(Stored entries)

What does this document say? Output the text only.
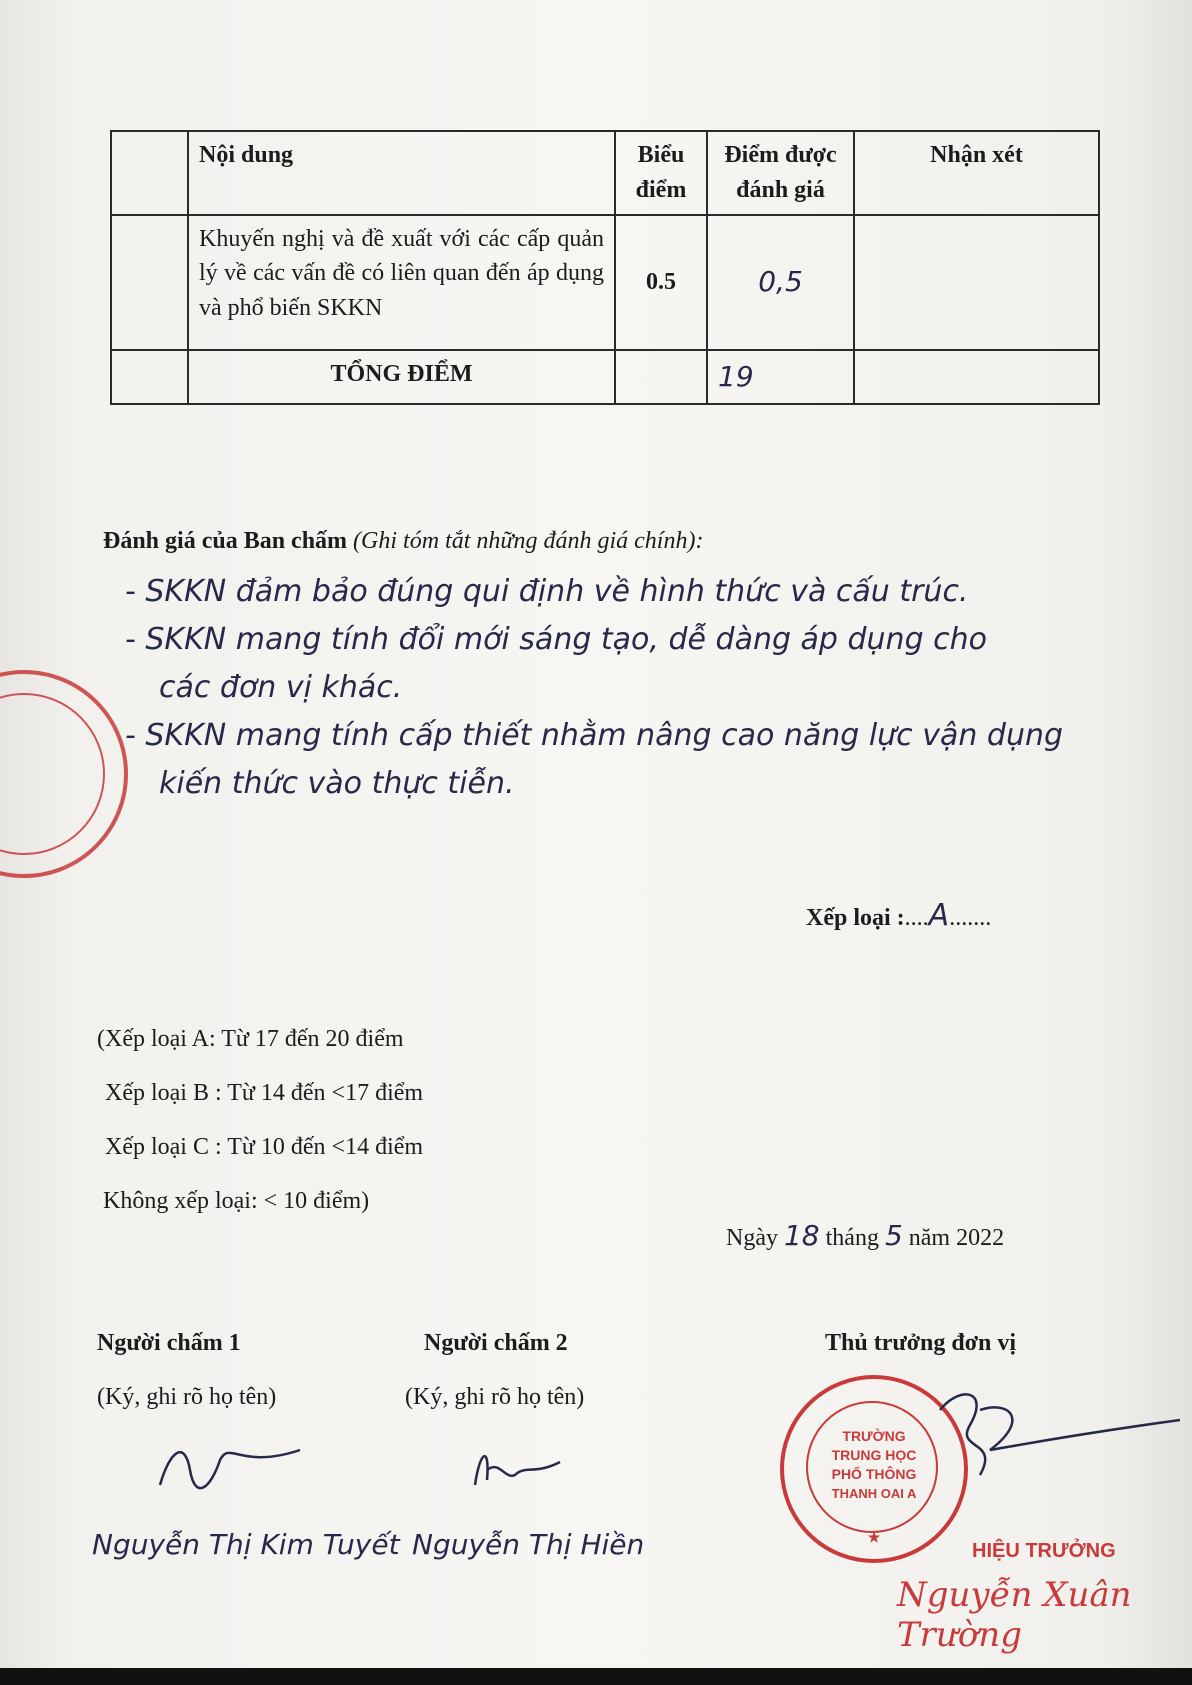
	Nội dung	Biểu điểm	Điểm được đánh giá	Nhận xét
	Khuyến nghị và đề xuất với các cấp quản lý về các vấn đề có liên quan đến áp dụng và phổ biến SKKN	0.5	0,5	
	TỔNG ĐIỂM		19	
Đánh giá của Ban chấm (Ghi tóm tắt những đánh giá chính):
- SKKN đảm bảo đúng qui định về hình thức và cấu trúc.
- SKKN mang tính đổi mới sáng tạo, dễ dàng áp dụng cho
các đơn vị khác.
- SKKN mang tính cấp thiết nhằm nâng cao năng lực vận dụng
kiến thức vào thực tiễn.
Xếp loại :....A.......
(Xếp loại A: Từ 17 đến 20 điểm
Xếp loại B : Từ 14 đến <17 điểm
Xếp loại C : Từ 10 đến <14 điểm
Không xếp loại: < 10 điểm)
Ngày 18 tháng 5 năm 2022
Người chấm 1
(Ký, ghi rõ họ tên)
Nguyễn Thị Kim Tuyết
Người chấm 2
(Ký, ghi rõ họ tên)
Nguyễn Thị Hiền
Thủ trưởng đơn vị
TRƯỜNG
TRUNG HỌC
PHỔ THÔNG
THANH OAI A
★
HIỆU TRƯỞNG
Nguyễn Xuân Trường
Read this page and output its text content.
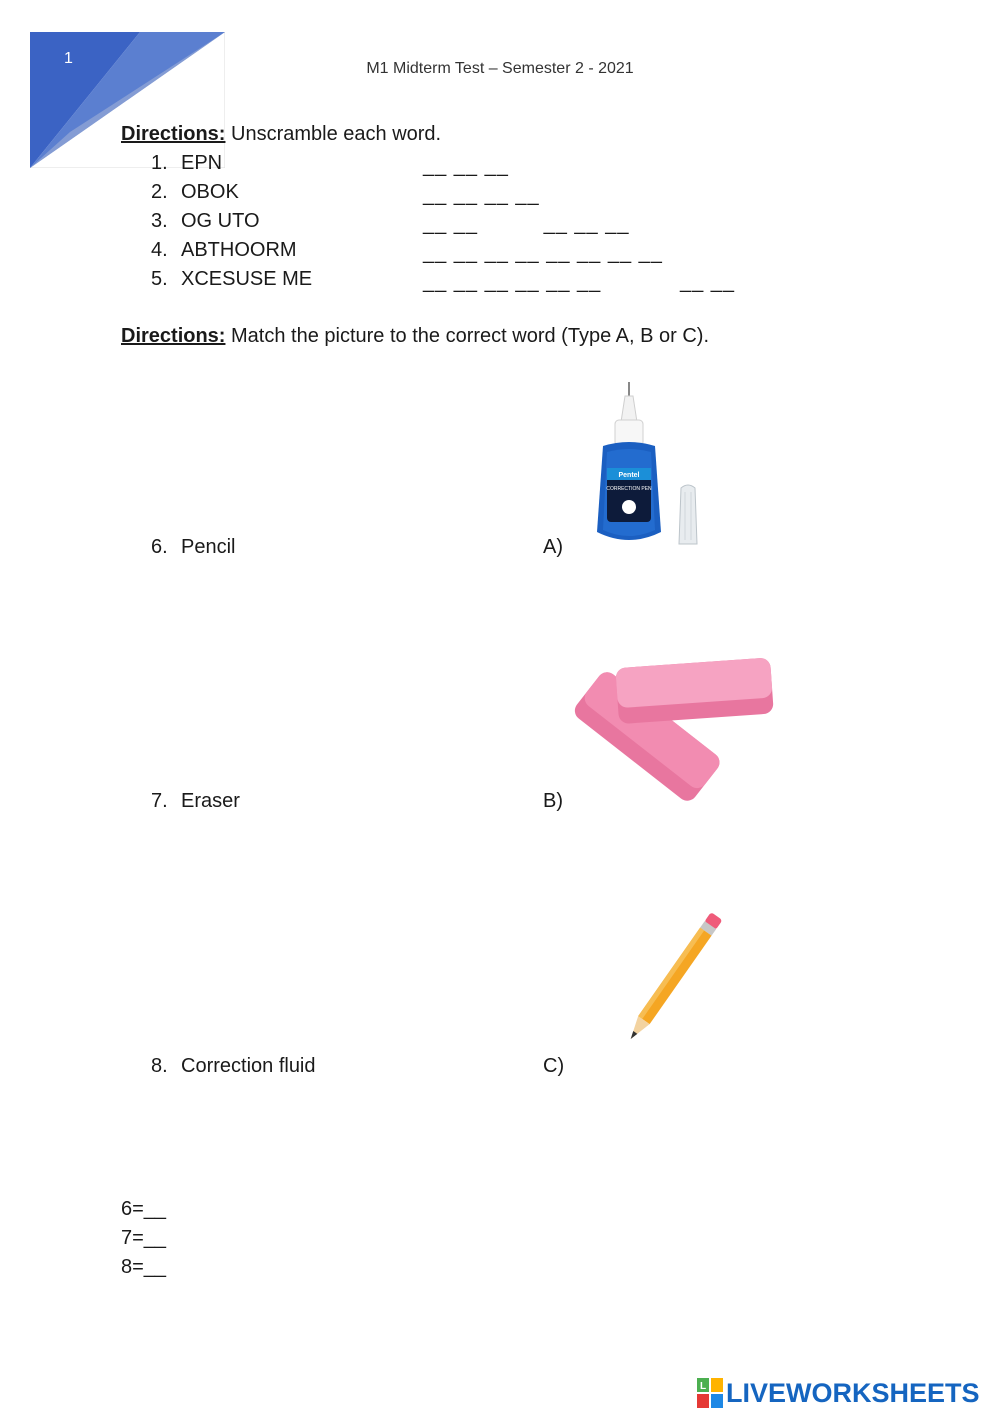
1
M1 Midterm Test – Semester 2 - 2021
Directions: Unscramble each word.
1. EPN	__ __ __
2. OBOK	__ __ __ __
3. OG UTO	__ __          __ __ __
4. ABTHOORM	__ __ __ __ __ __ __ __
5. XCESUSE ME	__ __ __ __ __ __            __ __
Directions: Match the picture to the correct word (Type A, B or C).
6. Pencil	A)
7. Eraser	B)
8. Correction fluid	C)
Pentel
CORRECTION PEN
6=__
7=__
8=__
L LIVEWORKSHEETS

» **Stated exercise**:
Go through the records and pull out each line that includes the word "text".

» **Exercise solution**:
What does this document say? Output the text only.
Read this page and output its text content.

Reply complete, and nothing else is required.